> PROMPT:
Copy each line in the data that includes the word "your".

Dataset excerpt
--- START ---

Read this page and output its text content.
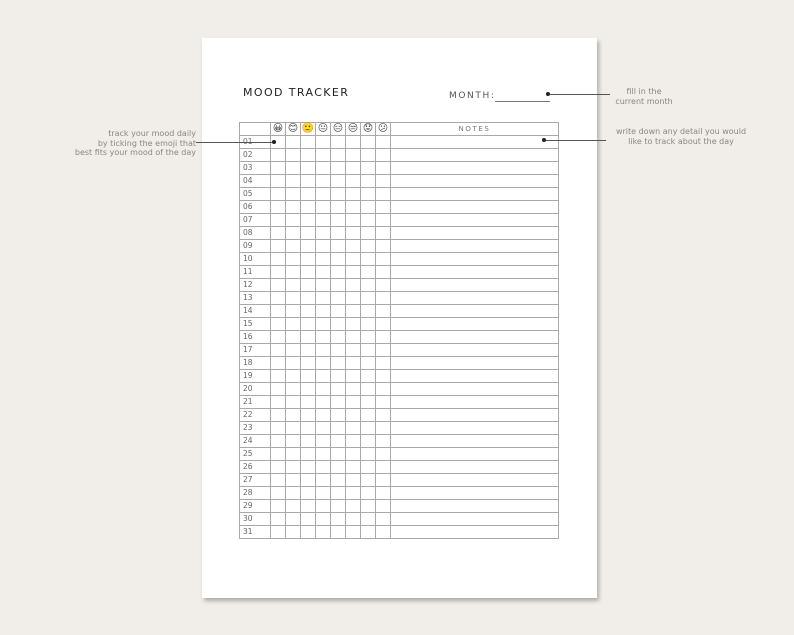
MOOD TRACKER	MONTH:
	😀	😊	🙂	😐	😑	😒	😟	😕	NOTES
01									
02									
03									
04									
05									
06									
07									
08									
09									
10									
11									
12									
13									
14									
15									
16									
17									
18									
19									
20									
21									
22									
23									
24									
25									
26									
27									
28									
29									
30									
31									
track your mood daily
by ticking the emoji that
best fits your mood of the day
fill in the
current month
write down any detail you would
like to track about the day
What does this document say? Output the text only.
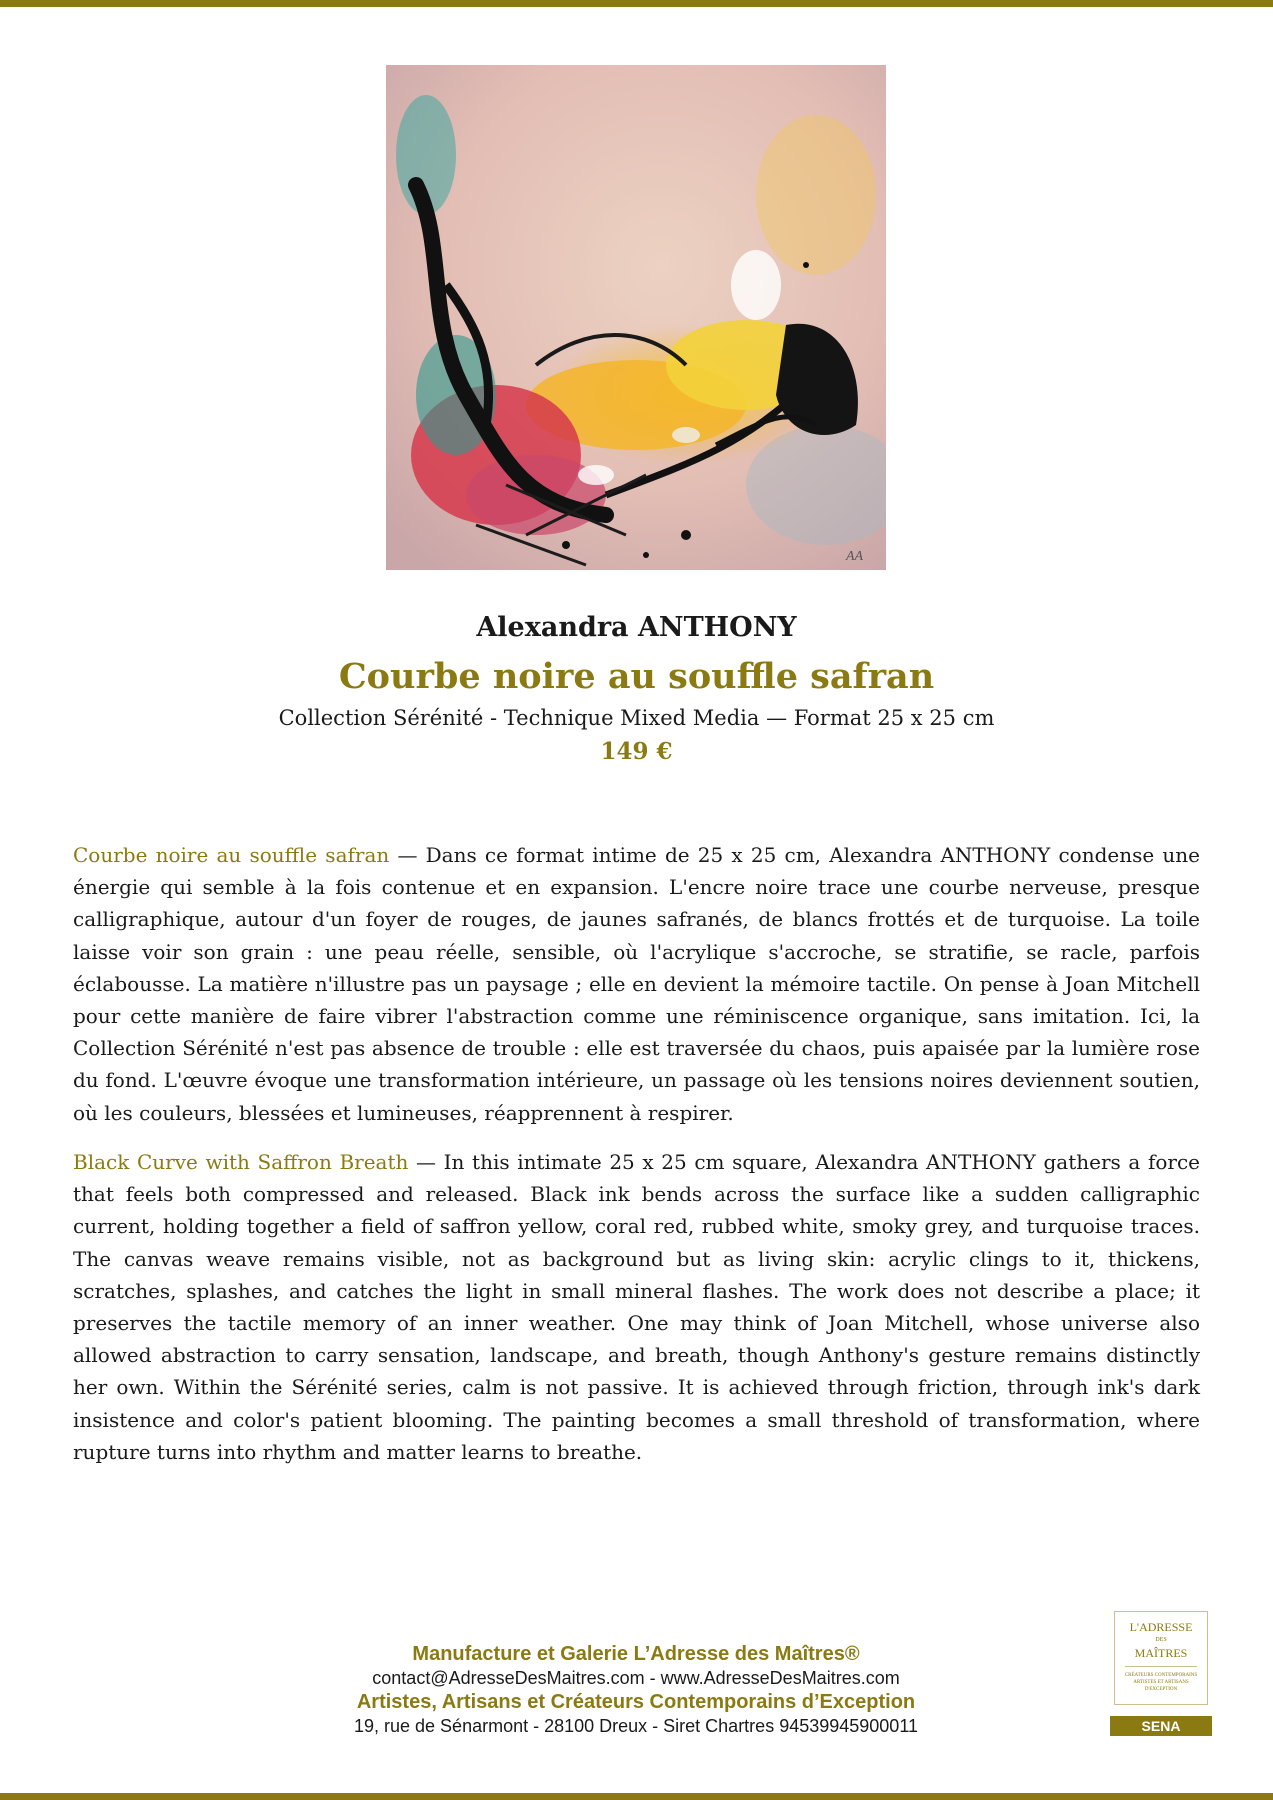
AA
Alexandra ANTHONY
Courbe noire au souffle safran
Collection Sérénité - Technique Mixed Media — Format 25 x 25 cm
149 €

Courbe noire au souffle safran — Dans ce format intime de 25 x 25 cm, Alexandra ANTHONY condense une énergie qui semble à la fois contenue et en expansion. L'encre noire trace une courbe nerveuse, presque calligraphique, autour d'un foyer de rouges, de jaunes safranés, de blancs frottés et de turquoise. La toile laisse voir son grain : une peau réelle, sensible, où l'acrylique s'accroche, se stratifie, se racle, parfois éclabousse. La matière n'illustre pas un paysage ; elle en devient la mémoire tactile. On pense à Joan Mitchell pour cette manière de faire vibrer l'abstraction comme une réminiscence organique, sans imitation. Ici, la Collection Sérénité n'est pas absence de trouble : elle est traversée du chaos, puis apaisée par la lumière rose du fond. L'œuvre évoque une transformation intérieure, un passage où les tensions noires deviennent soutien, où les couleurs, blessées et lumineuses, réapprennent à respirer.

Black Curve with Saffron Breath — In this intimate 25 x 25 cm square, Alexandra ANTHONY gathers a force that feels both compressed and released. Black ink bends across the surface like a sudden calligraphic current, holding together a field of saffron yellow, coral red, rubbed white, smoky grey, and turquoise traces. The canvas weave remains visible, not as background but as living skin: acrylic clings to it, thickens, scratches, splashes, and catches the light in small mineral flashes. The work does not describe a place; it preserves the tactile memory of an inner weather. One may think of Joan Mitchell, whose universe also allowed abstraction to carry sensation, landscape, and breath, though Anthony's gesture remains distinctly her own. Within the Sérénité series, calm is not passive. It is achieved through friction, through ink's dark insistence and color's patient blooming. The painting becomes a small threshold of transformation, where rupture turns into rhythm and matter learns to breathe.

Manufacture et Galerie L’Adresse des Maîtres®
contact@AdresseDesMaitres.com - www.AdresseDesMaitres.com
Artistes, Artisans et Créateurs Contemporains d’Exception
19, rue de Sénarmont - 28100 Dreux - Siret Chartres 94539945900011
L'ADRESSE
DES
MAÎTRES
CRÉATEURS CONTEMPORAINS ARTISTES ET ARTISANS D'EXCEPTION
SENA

--- END ---

> PROBLEM SOLUTION:
track your mood daily
best fits your mood of the day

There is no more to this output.